§ Job
Copy out the records precisely, omitting pictures.

§ Material for the task
________________________
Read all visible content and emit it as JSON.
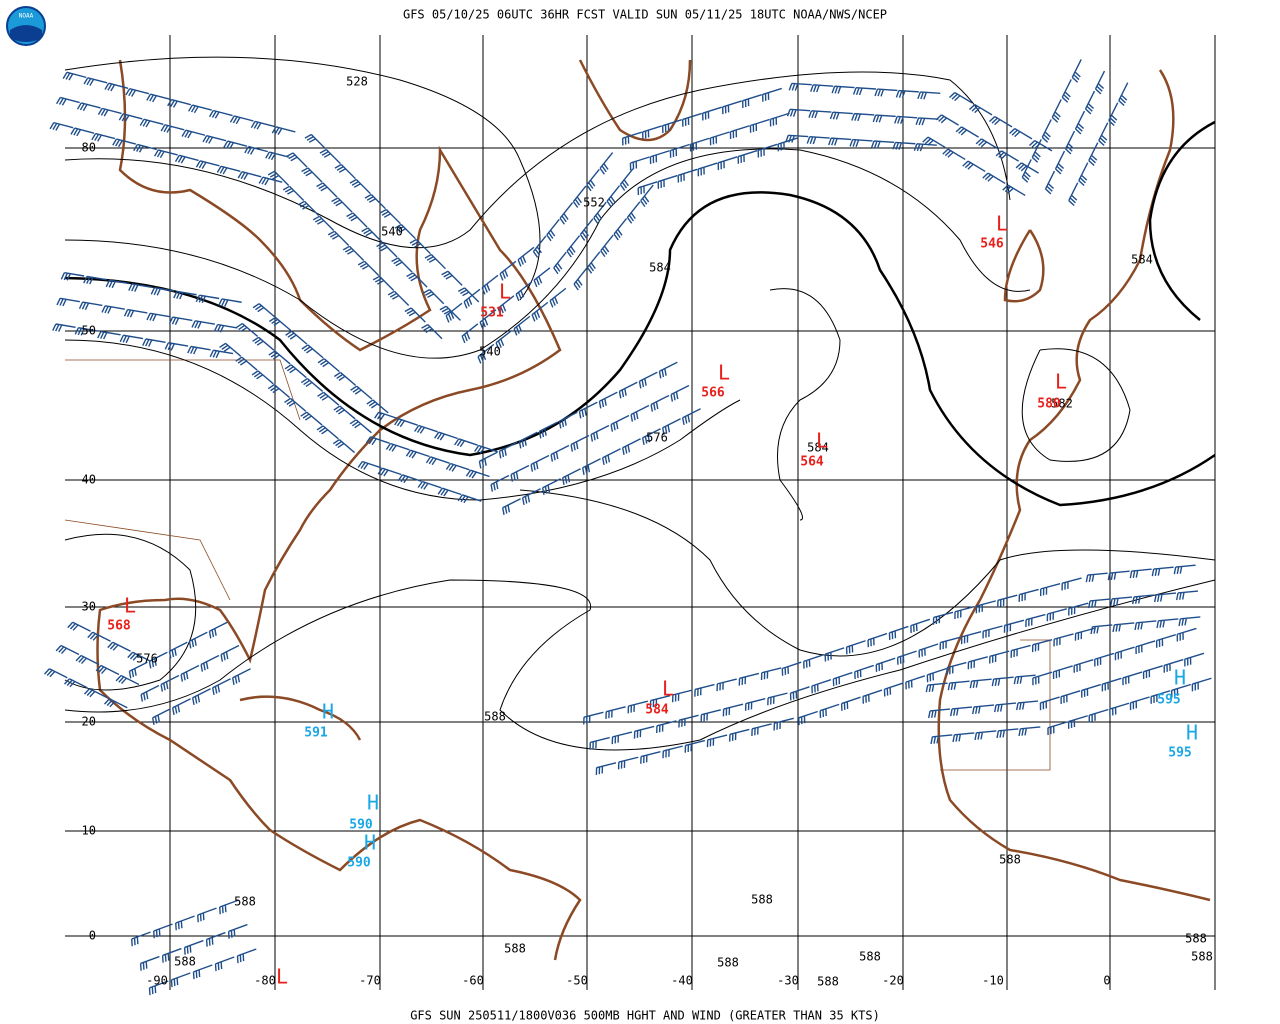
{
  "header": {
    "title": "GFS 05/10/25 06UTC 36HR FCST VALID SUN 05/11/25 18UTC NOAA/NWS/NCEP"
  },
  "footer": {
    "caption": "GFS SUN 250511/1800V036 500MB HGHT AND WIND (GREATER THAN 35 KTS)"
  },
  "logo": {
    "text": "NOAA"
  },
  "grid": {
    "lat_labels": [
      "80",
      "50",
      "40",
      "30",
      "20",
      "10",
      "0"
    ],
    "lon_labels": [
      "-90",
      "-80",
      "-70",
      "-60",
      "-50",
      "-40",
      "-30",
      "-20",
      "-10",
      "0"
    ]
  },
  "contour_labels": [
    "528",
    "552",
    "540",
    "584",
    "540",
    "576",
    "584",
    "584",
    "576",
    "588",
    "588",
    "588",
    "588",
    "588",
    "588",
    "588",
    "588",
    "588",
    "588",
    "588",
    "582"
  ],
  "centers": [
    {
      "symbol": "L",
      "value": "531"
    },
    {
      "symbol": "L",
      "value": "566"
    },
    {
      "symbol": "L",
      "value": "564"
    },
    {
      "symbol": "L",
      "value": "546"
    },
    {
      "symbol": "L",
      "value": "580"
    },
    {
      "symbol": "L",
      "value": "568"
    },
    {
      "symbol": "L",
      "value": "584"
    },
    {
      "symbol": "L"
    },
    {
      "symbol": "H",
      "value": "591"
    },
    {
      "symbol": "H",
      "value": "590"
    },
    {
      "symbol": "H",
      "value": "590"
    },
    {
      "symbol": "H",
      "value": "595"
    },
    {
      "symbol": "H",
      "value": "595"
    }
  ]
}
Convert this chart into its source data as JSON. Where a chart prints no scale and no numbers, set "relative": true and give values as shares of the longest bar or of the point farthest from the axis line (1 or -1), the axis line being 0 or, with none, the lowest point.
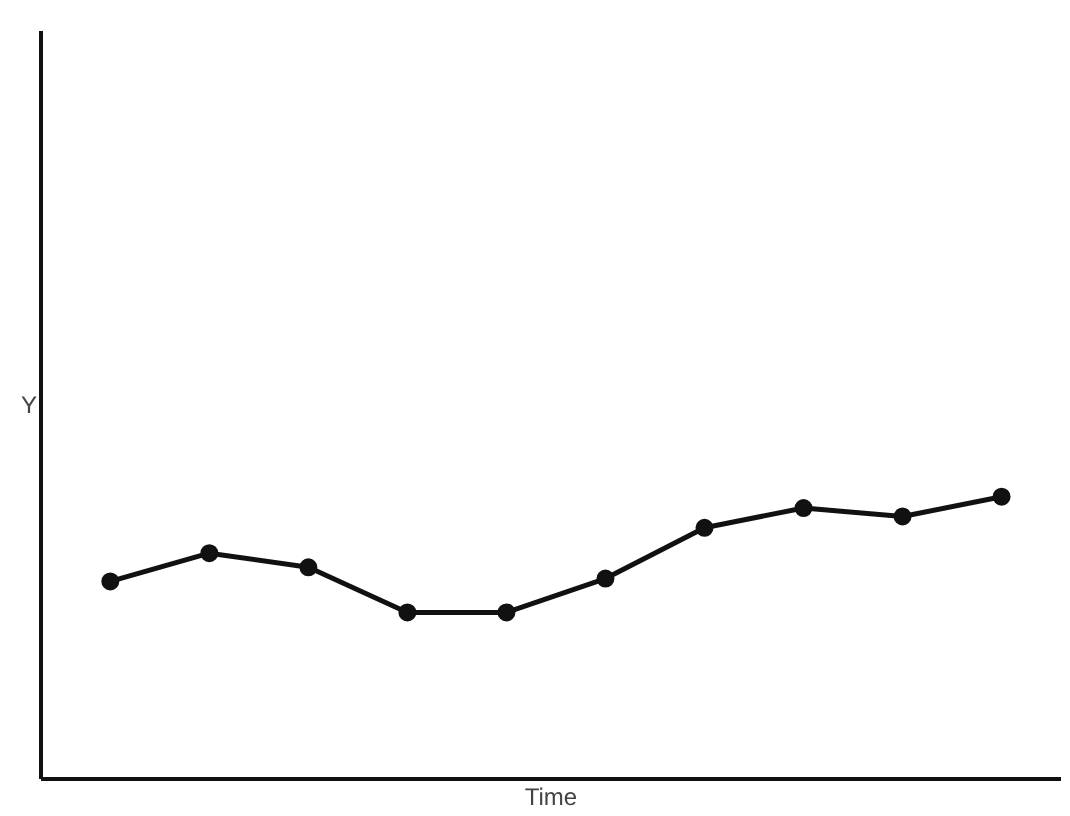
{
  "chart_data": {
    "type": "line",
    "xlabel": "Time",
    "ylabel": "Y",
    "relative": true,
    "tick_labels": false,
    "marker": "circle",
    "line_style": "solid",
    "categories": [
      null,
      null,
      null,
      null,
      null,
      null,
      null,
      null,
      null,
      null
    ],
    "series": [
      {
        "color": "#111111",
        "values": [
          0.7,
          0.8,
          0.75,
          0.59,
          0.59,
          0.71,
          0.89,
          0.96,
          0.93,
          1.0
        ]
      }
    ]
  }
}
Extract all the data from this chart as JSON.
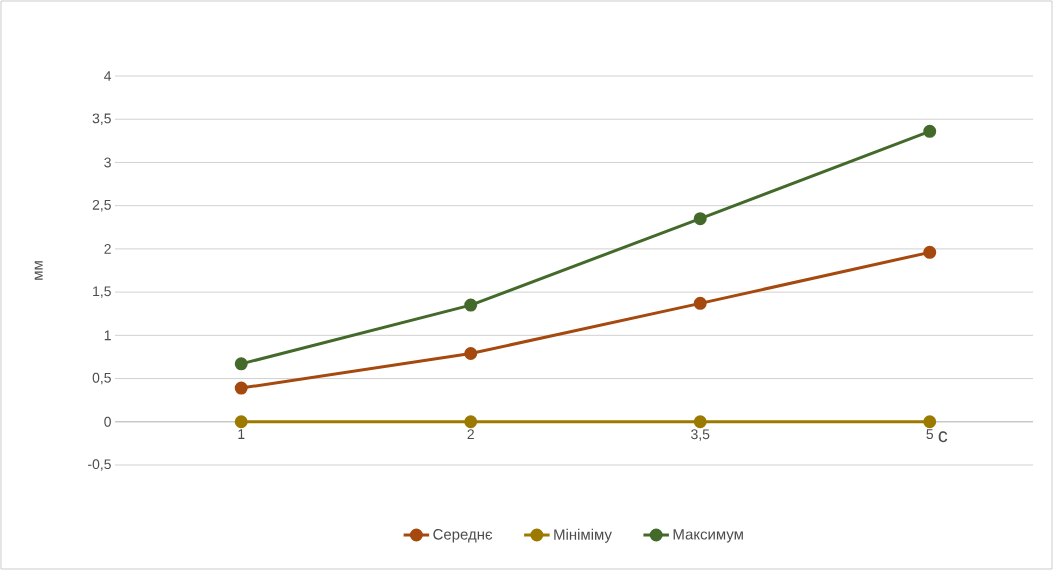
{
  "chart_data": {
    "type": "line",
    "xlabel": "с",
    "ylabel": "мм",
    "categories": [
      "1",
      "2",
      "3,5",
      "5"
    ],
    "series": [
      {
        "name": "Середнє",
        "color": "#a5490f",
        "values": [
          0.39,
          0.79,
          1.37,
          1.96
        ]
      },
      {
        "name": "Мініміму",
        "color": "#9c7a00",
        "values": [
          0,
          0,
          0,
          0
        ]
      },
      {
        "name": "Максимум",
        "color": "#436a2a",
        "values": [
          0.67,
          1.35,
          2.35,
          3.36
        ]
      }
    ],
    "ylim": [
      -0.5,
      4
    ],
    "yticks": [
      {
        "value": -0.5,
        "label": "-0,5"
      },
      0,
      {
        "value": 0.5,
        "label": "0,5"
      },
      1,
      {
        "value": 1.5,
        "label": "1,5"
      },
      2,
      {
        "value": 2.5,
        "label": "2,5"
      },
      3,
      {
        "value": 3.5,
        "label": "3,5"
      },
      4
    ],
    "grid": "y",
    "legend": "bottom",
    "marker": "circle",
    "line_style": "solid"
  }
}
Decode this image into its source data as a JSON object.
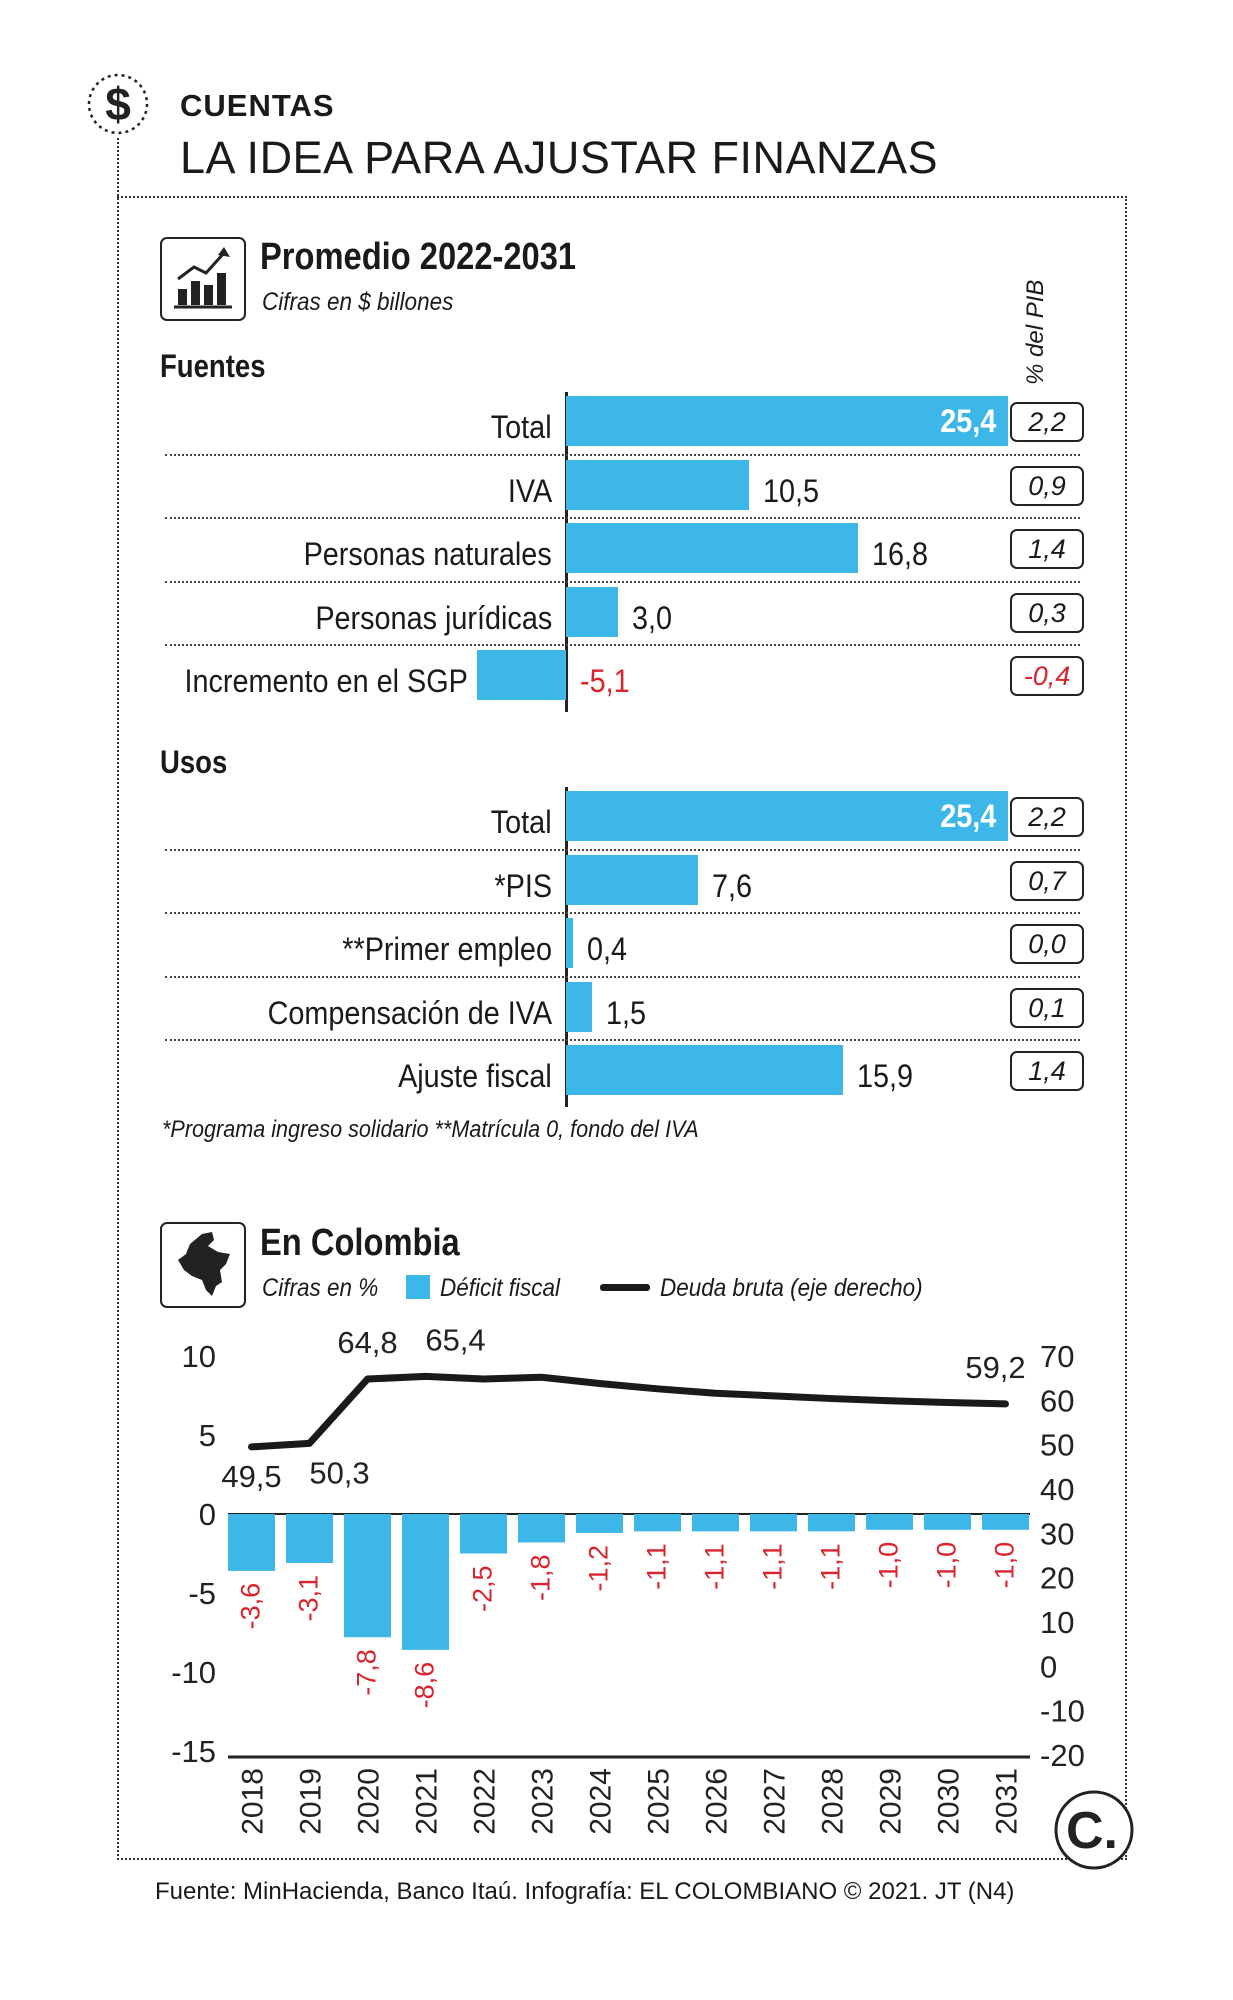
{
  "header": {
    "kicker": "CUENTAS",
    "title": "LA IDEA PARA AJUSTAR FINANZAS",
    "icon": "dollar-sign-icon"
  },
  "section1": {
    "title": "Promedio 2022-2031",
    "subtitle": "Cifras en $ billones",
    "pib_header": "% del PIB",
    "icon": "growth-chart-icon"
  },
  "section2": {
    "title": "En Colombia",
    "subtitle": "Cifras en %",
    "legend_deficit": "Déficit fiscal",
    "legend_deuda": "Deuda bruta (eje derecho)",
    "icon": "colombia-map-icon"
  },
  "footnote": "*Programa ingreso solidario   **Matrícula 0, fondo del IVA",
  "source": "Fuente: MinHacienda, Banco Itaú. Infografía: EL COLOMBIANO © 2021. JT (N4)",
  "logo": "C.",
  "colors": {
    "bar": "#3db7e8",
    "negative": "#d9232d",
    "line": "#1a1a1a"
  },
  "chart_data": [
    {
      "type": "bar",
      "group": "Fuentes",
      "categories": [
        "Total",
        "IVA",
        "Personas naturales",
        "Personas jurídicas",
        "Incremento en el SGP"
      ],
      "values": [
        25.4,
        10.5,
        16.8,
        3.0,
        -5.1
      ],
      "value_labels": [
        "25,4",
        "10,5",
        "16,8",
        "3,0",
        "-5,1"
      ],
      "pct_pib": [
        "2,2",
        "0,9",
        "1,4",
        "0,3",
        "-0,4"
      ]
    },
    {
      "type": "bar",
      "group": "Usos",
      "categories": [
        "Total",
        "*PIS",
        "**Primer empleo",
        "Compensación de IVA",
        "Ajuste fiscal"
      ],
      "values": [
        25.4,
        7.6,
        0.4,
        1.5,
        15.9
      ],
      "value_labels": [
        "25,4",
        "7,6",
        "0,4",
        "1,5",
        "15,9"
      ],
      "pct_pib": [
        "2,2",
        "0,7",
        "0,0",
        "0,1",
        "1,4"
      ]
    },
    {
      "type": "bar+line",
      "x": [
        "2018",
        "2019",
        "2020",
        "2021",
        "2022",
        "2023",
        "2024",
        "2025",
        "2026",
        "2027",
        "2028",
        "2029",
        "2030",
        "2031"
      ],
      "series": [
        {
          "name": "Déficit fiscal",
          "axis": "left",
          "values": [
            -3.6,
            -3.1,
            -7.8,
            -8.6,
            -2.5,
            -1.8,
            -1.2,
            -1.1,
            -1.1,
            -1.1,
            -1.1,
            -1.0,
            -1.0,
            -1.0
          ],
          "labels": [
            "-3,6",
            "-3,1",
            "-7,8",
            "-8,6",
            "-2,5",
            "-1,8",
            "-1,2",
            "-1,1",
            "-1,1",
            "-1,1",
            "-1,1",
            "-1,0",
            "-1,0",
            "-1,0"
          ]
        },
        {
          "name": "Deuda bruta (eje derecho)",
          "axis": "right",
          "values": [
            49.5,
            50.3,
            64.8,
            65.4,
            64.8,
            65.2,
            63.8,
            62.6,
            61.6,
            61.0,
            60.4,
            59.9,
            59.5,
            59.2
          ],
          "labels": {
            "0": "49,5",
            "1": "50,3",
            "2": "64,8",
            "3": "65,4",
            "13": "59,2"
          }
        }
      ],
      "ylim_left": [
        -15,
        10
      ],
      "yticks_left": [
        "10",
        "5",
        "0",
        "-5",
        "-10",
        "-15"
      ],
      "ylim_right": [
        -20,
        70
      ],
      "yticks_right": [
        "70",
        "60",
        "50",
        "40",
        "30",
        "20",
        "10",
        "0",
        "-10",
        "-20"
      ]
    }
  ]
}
________________________
§ Problem solution
Read all visible content and emit it as JSON.
{
  "header": {
    "title": "GFS 05/10/25 06UTC 36HR FCST VALID SUN 05/11/25 18UTC NOAA/NWS/NCEP"
  },
  "footer": {
    "caption": "GFS SUN 250511/1800V036 500MB HGHT AND WIND (GREATER THAN 35 KTS)"
  },
  "logo": {
    "text": "NOAA"
  },
  "grid": {
    "lat_labels": [
      "80",
      "50",
      "40",
      "30",
      "20",
      "10",
      "0"
    ],
    "lon_labels": [
      "-90",
      "-80",
      "-70",
      "-60",
      "-50",
      "-40",
      "-30",
      "-20",
      "-10",
      "0"
    ]
  },
  "contour_labels": [
    "528",
    "552",
    "540",
    "584",
    "540",
    "576",
    "584",
    "584",
    "576",
    "588",
    "588",
    "588",
    "588",
    "588",
    "588",
    "588",
    "588",
    "588",
    "588",
    "588",
    "582"
  ],
  "centers": [
    {
      "symbol": "L",
      "value": "531"
    },
    {
      "symbol": "L",
      "value": "566"
    },
    {
      "symbol": "L",
      "value": "564"
    },
    {
      "symbol": "L",
      "value": "546"
    },
    {
      "symbol": "L",
      "value": "580"
    },
    {
      "symbol": "L",
      "value": "568"
    },
    {
      "symbol": "L",
      "value": "584"
    },
    {
      "symbol": "L"
    },
    {
      "symbol": "H",
      "value": "591"
    },
    {
      "symbol": "H",
      "value": "590"
    },
    {
      "symbol": "H",
      "value": "590"
    },
    {
      "symbol": "H",
      "value": "595"
    },
    {
      "symbol": "H",
      "value": "595"
    }
  ]
}
Convert this chart into its source data as JSON. Where a chart prints no scale and no numbers, set "relative": true and give values as shares of the longest bar or of the point farthest from the axis line (1 or -1), the axis line being 0 or, with none, the lowest point.
{
  "chart_data": {
    "type": "line",
    "xlabel": "Time",
    "ylabel": "Y",
    "relative": true,
    "tick_labels": false,
    "marker": "circle",
    "line_style": "solid",
    "categories": [
      null,
      null,
      null,
      null,
      null,
      null,
      null,
      null,
      null,
      null
    ],
    "series": [
      {
        "color": "#111111",
        "values": [
          0.7,
          0.8,
          0.75,
          0.59,
          0.59,
          0.71,
          0.89,
          0.96,
          0.93,
          1.0
        ]
      }
    ]
  }
}
Extract all the data from this chart as JSON.
{
  "chart_data": {
    "type": "line",
    "xlabel": "с",
    "ylabel": "мм",
    "categories": [
      "1",
      "2",
      "3,5",
      "5"
    ],
    "series": [
      {
        "name": "Середнє",
        "color": "#a5490f",
        "values": [
          0.39,
          0.79,
          1.37,
          1.96
        ]
      },
      {
        "name": "Мініміму",
        "color": "#9c7a00",
        "values": [
          0,
          0,
          0,
          0
        ]
      },
      {
        "name": "Максимум",
        "color": "#436a2a",
        "values": [
          0.67,
          1.35,
          2.35,
          3.36
        ]
      }
    ],
    "ylim": [
      -0.5,
      4
    ],
    "yticks": [
      {
        "value": -0.5,
        "label": "-0,5"
      },
      0,
      {
        "value": 0.5,
        "label": "0,5"
      },
      1,
      {
        "value": 1.5,
        "label": "1,5"
      },
      2,
      {
        "value": 2.5,
        "label": "2,5"
      },
      3,
      {
        "value": 3.5,
        "label": "3,5"
      },
      4
    ],
    "grid": "y",
    "legend": "bottom",
    "marker": "circle",
    "line_style": "solid"
  }
}
Decode this image into its source data as a JSON object.
{
  "header": {
    "kicker": "CUENTAS",
    "title": "LA IDEA PARA AJUSTAR FINANZAS",
    "icon": "dollar-sign-icon"
  },
  "section1": {
    "title": "Promedio 2022-2031",
    "subtitle": "Cifras en $ billones",
    "pib_header": "% del PIB",
    "icon": "growth-chart-icon"
  },
  "section2": {
    "title": "En Colombia",
    "subtitle": "Cifras en %",
    "legend_deficit": "Déficit fiscal",
    "legend_deuda": "Deuda bruta (eje derecho)",
    "icon": "colombia-map-icon"
  },
  "footnote": "*Programa ingreso solidario   **Matrícula 0, fondo del IVA",
  "source": "Fuente: MinHacienda, Banco Itaú. Infografía: EL COLOMBIANO © 2021. JT (N4)",
  "logo": "C.",
  "colors": {
    "bar": "#3db7e8",
    "negative": "#d9232d",
    "line": "#1a1a1a"
  },
  "chart_data": [
    {
      "type": "bar",
      "group": "Fuentes",
      "categories": [
        "Total",
        "IVA",
        "Personas naturales",
        "Personas jurídicas",
        "Incremento en el SGP"
      ],
      "values": [
        25.4,
        10.5,
        16.8,
        3.0,
        -5.1
      ],
      "value_labels": [
        "25,4",
        "10,5",
        "16,8",
        "3,0",
        "-5,1"
      ],
      "pct_pib": [
        "2,2",
        "0,9",
        "1,4",
        "0,3",
        "-0,4"
      ]
    },
    {
      "type": "bar",
      "group": "Usos",
      "categories": [
        "Total",
        "*PIS",
        "**Primer empleo",
        "Compensación de IVA",
        "Ajuste fiscal"
      ],
      "values": [
        25.4,
        7.6,
        0.4,
        1.5,
        15.9
      ],
      "value_labels": [
        "25,4",
        "7,6",
        "0,4",
        "1,5",
        "15,9"
      ],
      "pct_pib": [
        "2,2",
        "0,7",
        "0,0",
        "0,1",
        "1,4"
      ]
    },
    {
      "type": "bar+line",
      "x": [
        "2018",
        "2019",
        "2020",
        "2021",
        "2022",
        "2023",
        "2024",
        "2025",
        "2026",
        "2027",
        "2028",
        "2029",
        "2030",
        "2031"
      ],
      "series": [
        {
          "name": "Déficit fiscal",
          "axis": "left",
          "values": [
            -3.6,
            -3.1,
            -7.8,
            -8.6,
            -2.5,
            -1.8,
            -1.2,
            -1.1,
            -1.1,
            -1.1,
            -1.1,
            -1.0,
            -1.0,
            -1.0
          ],
          "labels": [
            "-3,6",
            "-3,1",
            "-7,8",
            "-8,6",
            "-2,5",
            "-1,8",
            "-1,2",
            "-1,1",
            "-1,1",
            "-1,1",
            "-1,1",
            "-1,0",
            "-1,0",
            "-1,0"
          ]
        },
        {
          "name": "Deuda bruta (eje derecho)",
          "axis": "right",
          "values": [
            49.5,
            50.3,
            64.8,
            65.4,
            64.8,
            65.2,
            63.8,
            62.6,
            61.6,
            61.0,
            60.4,
            59.9,
            59.5,
            59.2
          ],
          "labels": {
            "0": "49,5",
            "1": "50,3",
            "2": "64,8",
            "3": "65,4",
            "13": "59,2"
          }
        }
      ],
      "ylim_left": [
        -15,
        10
      ],
      "yticks_left": [
        "10",
        "5",
        "0",
        "-5",
        "-10",
        "-15"
      ],
      "ylim_right": [
        -20,
        70
      ],
      "yticks_right": [
        "70",
        "60",
        "50",
        "40",
        "30",
        "20",
        "10",
        "0",
        "-10",
        "-20"
      ]
    }
  ]
}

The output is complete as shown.